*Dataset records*
--

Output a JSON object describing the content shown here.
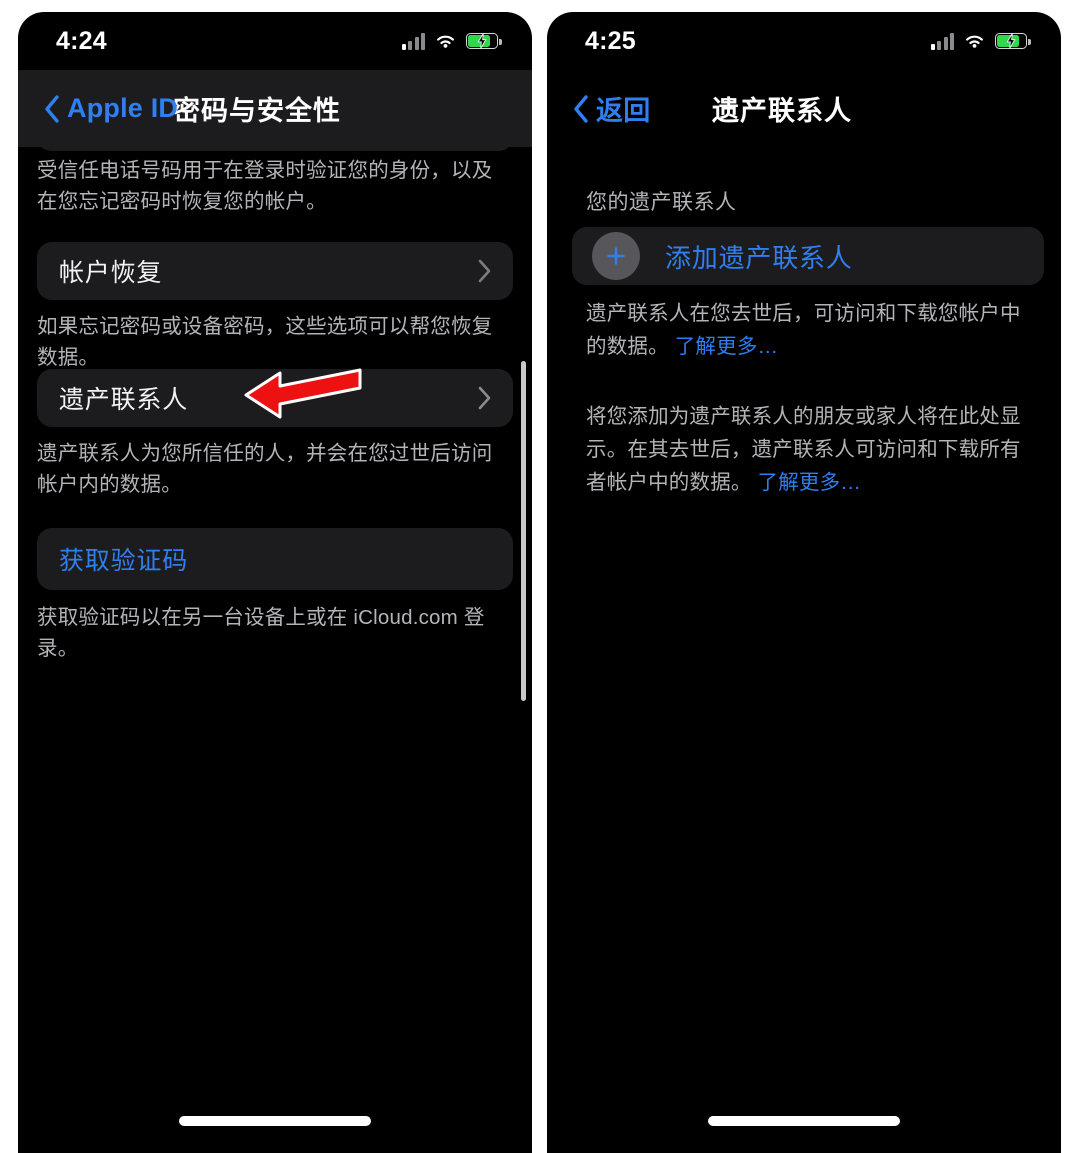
{
  "left_screen": {
    "status_bar": {
      "time": "4:24",
      "signal_icon": "cellular-signal-icon",
      "wifi_icon": "wifi-icon",
      "battery_icon": "battery-charging-icon",
      "signal_bars_active": 1,
      "signal_bars_total": 4,
      "battery_color": "#32d74b"
    },
    "nav": {
      "back_label": "Apple ID",
      "back_icon": "chevron-left-icon",
      "title": "密码与安全性"
    },
    "footnotes": {
      "trusted_phone": "受信任电话号码用于在登录时验证您的身份，以及在您忘记密码时恢复您的帐户。",
      "account_recovery": "如果忘记密码或设备密码，这些选项可以帮您恢复数据。",
      "legacy_contact": "遗产联系人为您所信任的人，并会在您过世后访问帐户内的数据。",
      "verification_code": "获取验证码以在另一台设备上或在 iCloud.com 登录。"
    },
    "rows": [
      {
        "label": "帐户恢复",
        "chevron": "chevron-right-icon"
      },
      {
        "label": "遗产联系人",
        "chevron": "chevron-right-icon"
      },
      {
        "label": "获取验证码",
        "chevron": ""
      }
    ],
    "annotation": {
      "type": "arrow",
      "direction": "left",
      "color": "#ee1111",
      "outline_color": "#ffffff",
      "points_at": "遗产联系人"
    },
    "home_indicator": "home-indicator"
  },
  "right_screen": {
    "status_bar": {
      "time": "4:25",
      "signal_icon": "cellular-signal-icon",
      "wifi_icon": "wifi-icon",
      "battery_icon": "battery-charging-icon",
      "signal_bars_active": 1,
      "signal_bars_total": 4,
      "battery_color": "#32d74b"
    },
    "nav": {
      "back_label": "返回",
      "back_icon": "chevron-left-icon",
      "title": "遗产联系人"
    },
    "group_header": "您的遗产联系人",
    "add_button": {
      "label": "添加遗产联系人",
      "icon": "plus-icon"
    },
    "paragraph_1": {
      "text": "遗产联系人在您去世后，可访问和下载您帐户中的数据。",
      "link": "了解更多…"
    },
    "paragraph_2": {
      "text": "将您添加为遗产联系人的朋友或家人将在此处显示。在其去世后，遗产联系人可访问和下载所有者帐户中的数据。",
      "link": "了解更多…"
    },
    "home_indicator": "home-indicator"
  },
  "theme": {
    "background": "#000000",
    "card": "#1c1c1e",
    "accent_blue": "#2f7ff0",
    "text_primary": "#f2f2f2",
    "text_secondary": "#b4b4b8"
  }
}
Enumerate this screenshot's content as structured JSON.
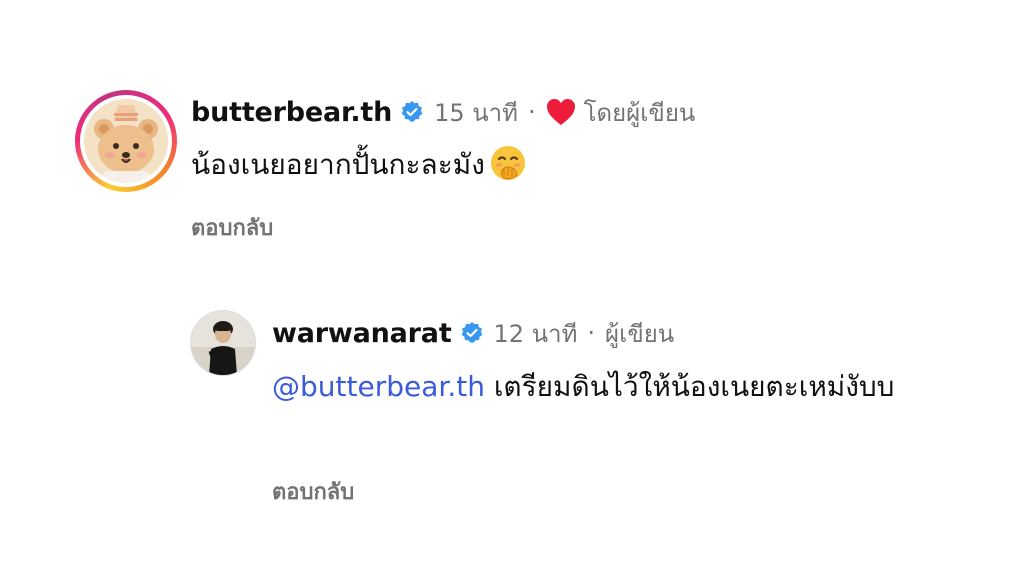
{
  "comments": [
    {
      "username": "butterbear.th",
      "time": "15 นาที",
      "separator": "·",
      "liked_by_author_label": "โดยผู้เขียน",
      "text": "น้องเนยอยากปั้นกะละมัง",
      "reply_label": "ตอบกลับ",
      "avatar_icon": "bear-avatar",
      "ring_colors": [
        "#f9ce34",
        "#ee2a7b",
        "#c13584",
        "#f58529"
      ]
    },
    {
      "username": "warwanarat",
      "time": "12 นาที",
      "separator": "·",
      "author_label": "ผู้เขียน",
      "mention": "@butterbear.th",
      "text": "เตรียมดินไว้ให้น้องเนยตะเหม่งับบ",
      "reply_label": "ตอบกลับ",
      "avatar_icon": "person-avatar"
    }
  ],
  "colors": {
    "verified": "#3897f0",
    "heart": "#ed1c3a",
    "mention": "#3b5bdb",
    "secondary_text": "#737373"
  }
}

--

Only the lines from the one containing "Enumerate this screenshot's" through the last line of the entries above belong in the copy; reproduce them exactly and drop every picture.

Enumerate this screenshot's content as structured JSON.
{
  "comments": [
    {
      "username": "butterbear.th",
      "time": "15 นาที",
      "separator": "·",
      "liked_by_author_label": "โดยผู้เขียน",
      "text": "น้องเนยอยากปั้นกะละมัง",
      "reply_label": "ตอบกลับ",
      "avatar_icon": "bear-avatar",
      "ring_colors": [
        "#f9ce34",
        "#ee2a7b",
        "#c13584",
        "#f58529"
      ]
    },
    {
      "username": "warwanarat",
      "time": "12 นาที",
      "separator": "·",
      "author_label": "ผู้เขียน",
      "mention": "@butterbear.th",
      "text": "เตรียมดินไว้ให้น้องเนยตะเหม่งับบ",
      "reply_label": "ตอบกลับ",
      "avatar_icon": "person-avatar"
    }
  ],
  "colors": {
    "verified": "#3897f0",
    "heart": "#ed1c3a",
    "mention": "#3b5bdb",
    "secondary_text": "#737373"
  }
}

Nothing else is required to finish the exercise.